Aim of the exercise: Copy out every line of the material below word for word, changing nothing.

Task input:
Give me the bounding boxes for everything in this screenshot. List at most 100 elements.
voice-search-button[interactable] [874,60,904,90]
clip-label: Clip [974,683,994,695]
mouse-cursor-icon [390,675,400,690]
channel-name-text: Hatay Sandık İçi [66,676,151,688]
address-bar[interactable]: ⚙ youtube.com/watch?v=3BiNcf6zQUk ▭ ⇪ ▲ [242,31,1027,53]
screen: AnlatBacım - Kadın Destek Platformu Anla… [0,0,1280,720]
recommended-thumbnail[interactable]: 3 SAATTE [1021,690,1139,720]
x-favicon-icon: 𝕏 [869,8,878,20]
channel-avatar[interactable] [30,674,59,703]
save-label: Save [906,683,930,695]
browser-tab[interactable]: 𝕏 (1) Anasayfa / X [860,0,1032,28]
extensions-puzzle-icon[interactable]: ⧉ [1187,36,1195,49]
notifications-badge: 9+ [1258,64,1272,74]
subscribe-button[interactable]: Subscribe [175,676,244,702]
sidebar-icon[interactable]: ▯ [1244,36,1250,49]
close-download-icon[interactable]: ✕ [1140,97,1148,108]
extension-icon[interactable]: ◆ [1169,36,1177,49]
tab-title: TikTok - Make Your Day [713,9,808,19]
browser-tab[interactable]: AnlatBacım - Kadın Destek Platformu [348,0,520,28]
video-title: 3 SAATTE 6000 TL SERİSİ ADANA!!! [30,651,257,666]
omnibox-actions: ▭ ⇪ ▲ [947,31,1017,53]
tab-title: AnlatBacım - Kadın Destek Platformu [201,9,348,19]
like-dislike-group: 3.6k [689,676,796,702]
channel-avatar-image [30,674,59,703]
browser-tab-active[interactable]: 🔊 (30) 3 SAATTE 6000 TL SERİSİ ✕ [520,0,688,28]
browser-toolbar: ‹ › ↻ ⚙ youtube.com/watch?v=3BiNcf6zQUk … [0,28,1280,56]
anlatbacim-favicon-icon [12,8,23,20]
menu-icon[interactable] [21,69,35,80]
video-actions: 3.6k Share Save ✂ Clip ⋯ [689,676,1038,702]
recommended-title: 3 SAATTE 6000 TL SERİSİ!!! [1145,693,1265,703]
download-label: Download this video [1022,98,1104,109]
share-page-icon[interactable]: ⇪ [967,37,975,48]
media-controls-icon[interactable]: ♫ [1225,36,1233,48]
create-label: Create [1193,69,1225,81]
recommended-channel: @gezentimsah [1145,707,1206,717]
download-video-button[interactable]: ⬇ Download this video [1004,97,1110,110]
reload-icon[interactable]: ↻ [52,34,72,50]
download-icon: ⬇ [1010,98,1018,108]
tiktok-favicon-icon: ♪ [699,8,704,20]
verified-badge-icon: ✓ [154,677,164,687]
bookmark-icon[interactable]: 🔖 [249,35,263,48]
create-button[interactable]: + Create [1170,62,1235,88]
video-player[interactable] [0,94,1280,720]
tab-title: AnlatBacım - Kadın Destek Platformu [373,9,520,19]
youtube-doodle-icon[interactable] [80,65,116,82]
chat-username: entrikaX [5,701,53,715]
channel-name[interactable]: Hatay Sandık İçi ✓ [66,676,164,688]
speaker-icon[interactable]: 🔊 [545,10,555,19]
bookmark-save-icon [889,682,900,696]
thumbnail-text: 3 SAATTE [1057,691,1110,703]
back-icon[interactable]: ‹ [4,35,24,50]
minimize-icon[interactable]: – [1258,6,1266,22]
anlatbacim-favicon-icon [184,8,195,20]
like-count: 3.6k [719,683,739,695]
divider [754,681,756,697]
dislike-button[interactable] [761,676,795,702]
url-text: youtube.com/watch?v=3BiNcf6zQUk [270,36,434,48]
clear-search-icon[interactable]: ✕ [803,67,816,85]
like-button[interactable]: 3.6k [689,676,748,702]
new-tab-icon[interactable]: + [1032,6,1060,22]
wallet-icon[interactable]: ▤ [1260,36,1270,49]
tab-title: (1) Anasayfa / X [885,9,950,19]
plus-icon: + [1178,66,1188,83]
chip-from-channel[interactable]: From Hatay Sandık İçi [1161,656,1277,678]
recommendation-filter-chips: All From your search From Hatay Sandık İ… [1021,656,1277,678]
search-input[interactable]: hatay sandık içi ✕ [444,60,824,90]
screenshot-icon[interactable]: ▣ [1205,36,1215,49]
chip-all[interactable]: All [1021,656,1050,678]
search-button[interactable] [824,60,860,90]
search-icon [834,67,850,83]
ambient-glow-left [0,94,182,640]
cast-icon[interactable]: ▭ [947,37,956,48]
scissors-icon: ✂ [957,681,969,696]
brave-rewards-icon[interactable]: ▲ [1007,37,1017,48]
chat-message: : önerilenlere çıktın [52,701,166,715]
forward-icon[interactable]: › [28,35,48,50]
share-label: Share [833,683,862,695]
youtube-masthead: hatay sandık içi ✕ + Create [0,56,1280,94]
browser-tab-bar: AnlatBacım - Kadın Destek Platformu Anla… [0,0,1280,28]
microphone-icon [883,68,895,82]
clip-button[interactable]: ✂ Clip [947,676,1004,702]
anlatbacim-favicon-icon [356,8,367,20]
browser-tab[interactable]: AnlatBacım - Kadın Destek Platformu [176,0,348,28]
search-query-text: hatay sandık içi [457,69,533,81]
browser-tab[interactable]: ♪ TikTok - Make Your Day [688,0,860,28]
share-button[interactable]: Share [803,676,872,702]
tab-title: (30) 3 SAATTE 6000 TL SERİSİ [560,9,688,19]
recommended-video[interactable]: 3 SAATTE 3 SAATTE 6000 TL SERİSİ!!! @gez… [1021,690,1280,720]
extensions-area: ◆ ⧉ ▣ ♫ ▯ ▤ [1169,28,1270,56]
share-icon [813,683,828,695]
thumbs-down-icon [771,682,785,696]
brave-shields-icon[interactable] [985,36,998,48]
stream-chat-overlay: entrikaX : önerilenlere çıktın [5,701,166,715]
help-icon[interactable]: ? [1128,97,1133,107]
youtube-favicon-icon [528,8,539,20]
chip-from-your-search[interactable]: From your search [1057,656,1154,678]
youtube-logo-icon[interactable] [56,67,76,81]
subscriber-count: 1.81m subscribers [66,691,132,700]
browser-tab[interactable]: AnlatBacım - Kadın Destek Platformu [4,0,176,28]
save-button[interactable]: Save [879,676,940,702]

Exercise answer:
Give me the bounding boxes for everything in this screenshot. List at most 100 elements.
voice-search-button[interactable] [874,60,904,90]
clip-label: Clip [974,683,994,695]
mouse-cursor-icon [390,675,400,690]
channel-name-text: Hatay Sandık İçi [66,676,151,688]
address-bar[interactable]: ⚙ youtube.com/watch?v=3BiNcf6zQUk ▭ ⇪ ▲ [242,31,1027,53]
screen: AnlatBacım - Kadın Destek Platformu Anla… [0,0,1280,720]
recommended-thumbnail[interactable]: 3 SAATTE [1021,690,1139,720]
x-favicon-icon: 𝕏 [869,8,878,20]
channel-avatar[interactable] [30,674,59,703]
save-label: Save [906,683,930,695]
browser-tab[interactable]: 𝕏 (1) Anasayfa / X [860,0,1032,28]
extensions-puzzle-icon[interactable]: ⧉ [1187,36,1195,49]
notifications-badge: 9+ [1258,64,1272,74]
subscribe-button[interactable]: Subscribe [175,676,244,702]
sidebar-icon[interactable]: ▯ [1244,36,1250,49]
close-download-icon[interactable]: ✕ [1140,97,1148,108]
extension-icon[interactable]: ◆ [1169,36,1177,49]
tab-title: TikTok - Make Your Day [713,9,808,19]
browser-tab[interactable]: AnlatBacım - Kadın Destek Platformu [348,0,520,28]
video-title: 3 SAATTE 6000 TL SERİSİ ADANA!!! [30,651,257,666]
omnibox-actions: ▭ ⇪ ▲ [947,31,1017,53]
tab-title: AnlatBacım - Kadın Destek Platformu [201,9,348,19]
like-dislike-group: 3.6k [689,676,796,702]
channel-avatar-image [30,674,59,703]
browser-tab-active[interactable]: 🔊 (30) 3 SAATTE 6000 TL SERİSİ ✕ [520,0,688,28]
browser-toolbar: ‹ › ↻ ⚙ youtube.com/watch?v=3BiNcf6zQUk … [0,28,1280,56]
anlatbacim-favicon-icon [12,8,23,20]
menu-icon[interactable] [21,69,35,80]
video-actions: 3.6k Share Save ✂ Clip ⋯ [689,676,1038,702]
recommended-title: 3 SAATTE 6000 TL SERİSİ!!! [1145,693,1265,703]
download-label: Download this video [1022,98,1104,109]
share-page-icon[interactable]: ⇪ [967,37,975,48]
media-controls-icon[interactable]: ♫ [1225,36,1233,48]
create-label: Create [1193,69,1225,81]
recommended-channel: @gezentimsah [1145,707,1206,717]
download-video-button[interactable]: ⬇ Download this video [1004,97,1110,110]
reload-icon[interactable]: ↻ [52,34,72,50]
download-icon: ⬇ [1010,98,1018,108]
tiktok-favicon-icon: ♪ [699,8,704,20]
verified-badge-icon: ✓ [154,677,164,687]
bookmark-icon[interactable]: 🔖 [249,35,263,48]
create-button[interactable]: + Create [1170,62,1235,88]
video-player[interactable] [0,94,1280,720]
tab-title: AnlatBacım - Kadın Destek Platformu [373,9,520,19]
youtube-doodle-icon[interactable] [80,65,116,82]
chat-username: entrikaX [5,701,53,715]
channel-name[interactable]: Hatay Sandık İçi ✓ [66,676,164,688]
speaker-icon[interactable]: 🔊 [545,10,555,19]
bookmark-save-icon [889,682,900,696]
thumbnail-text: 3 SAATTE [1057,691,1110,703]
back-icon[interactable]: ‹ [4,35,24,50]
minimize-icon[interactable]: – [1258,6,1266,22]
anlatbacim-favicon-icon [184,8,195,20]
like-count: 3.6k [719,683,739,695]
divider [754,681,756,697]
dislike-button[interactable] [761,676,795,702]
url-text: youtube.com/watch?v=3BiNcf6zQUk [270,36,434,48]
clear-search-icon[interactable]: ✕ [803,67,816,85]
like-button[interactable]: 3.6k [689,676,748,702]
new-tab-icon[interactable]: + [1032,6,1060,22]
wallet-icon[interactable]: ▤ [1260,36,1270,49]
tab-title: (1) Anasayfa / X [885,9,950,19]
plus-icon: + [1178,66,1188,83]
chip-from-channel[interactable]: From Hatay Sandık İçi [1161,656,1277,678]
recommendation-filter-chips: All From your search From Hatay Sandık İ… [1021,656,1277,678]
search-input[interactable]: hatay sandık içi ✕ [444,60,824,90]
screenshot-icon[interactable]: ▣ [1205,36,1215,49]
chip-all[interactable]: All [1021,656,1050,678]
search-button[interactable] [824,60,860,90]
search-icon [834,67,850,83]
ambient-glow-left [0,94,182,640]
cast-icon[interactable]: ▭ [947,37,956,48]
scissors-icon: ✂ [957,681,969,696]
brave-rewards-icon[interactable]: ▲ [1007,37,1017,48]
chat-message: : önerilenlere çıktın [52,701,166,715]
forward-icon[interactable]: › [28,35,48,50]
share-label: Share [833,683,862,695]
youtube-masthead: hatay sandık içi ✕ + Create [0,56,1280,94]
browser-tab-bar: AnlatBacım - Kadın Destek Platformu Anla… [0,0,1280,28]
microphone-icon [883,68,895,82]
clip-button[interactable]: ✂ Clip [947,676,1004,702]
anlatbacim-favicon-icon [356,8,367,20]
browser-tab[interactable]: AnlatBacım - Kadın Destek Platformu [176,0,348,28]
search-query-text: hatay sandık içi [457,69,533,81]
browser-tab[interactable]: ♪ TikTok - Make Your Day [688,0,860,28]
share-button[interactable]: Share [803,676,872,702]
tab-title: (30) 3 SAATTE 6000 TL SERİSİ [560,9,688,19]
recommended-video[interactable]: 3 SAATTE 3 SAATTE 6000 TL SERİSİ!!! @gez… [1021,690,1280,720]
extensions-area: ◆ ⧉ ▣ ♫ ▯ ▤ [1169,28,1270,56]
share-icon [813,683,828,695]
thumbs-down-icon [771,682,785,696]
brave-shields-icon[interactable] [985,36,998,48]
stream-chat-overlay: entrikaX : önerilenlere çıktın [5,701,166,715]
help-icon[interactable]: ? [1128,97,1133,107]
youtube-favicon-icon [528,8,539,20]
chip-from-your-search[interactable]: From your search [1057,656,1154,678]
youtube-logo-icon[interactable] [56,67,76,81]
subscriber-count: 1.81m subscribers [66,691,132,700]
browser-tab[interactable]: AnlatBacım - Kadın Destek Platformu [4,0,176,28]
save-button[interactable]: Save [879,676,940,702]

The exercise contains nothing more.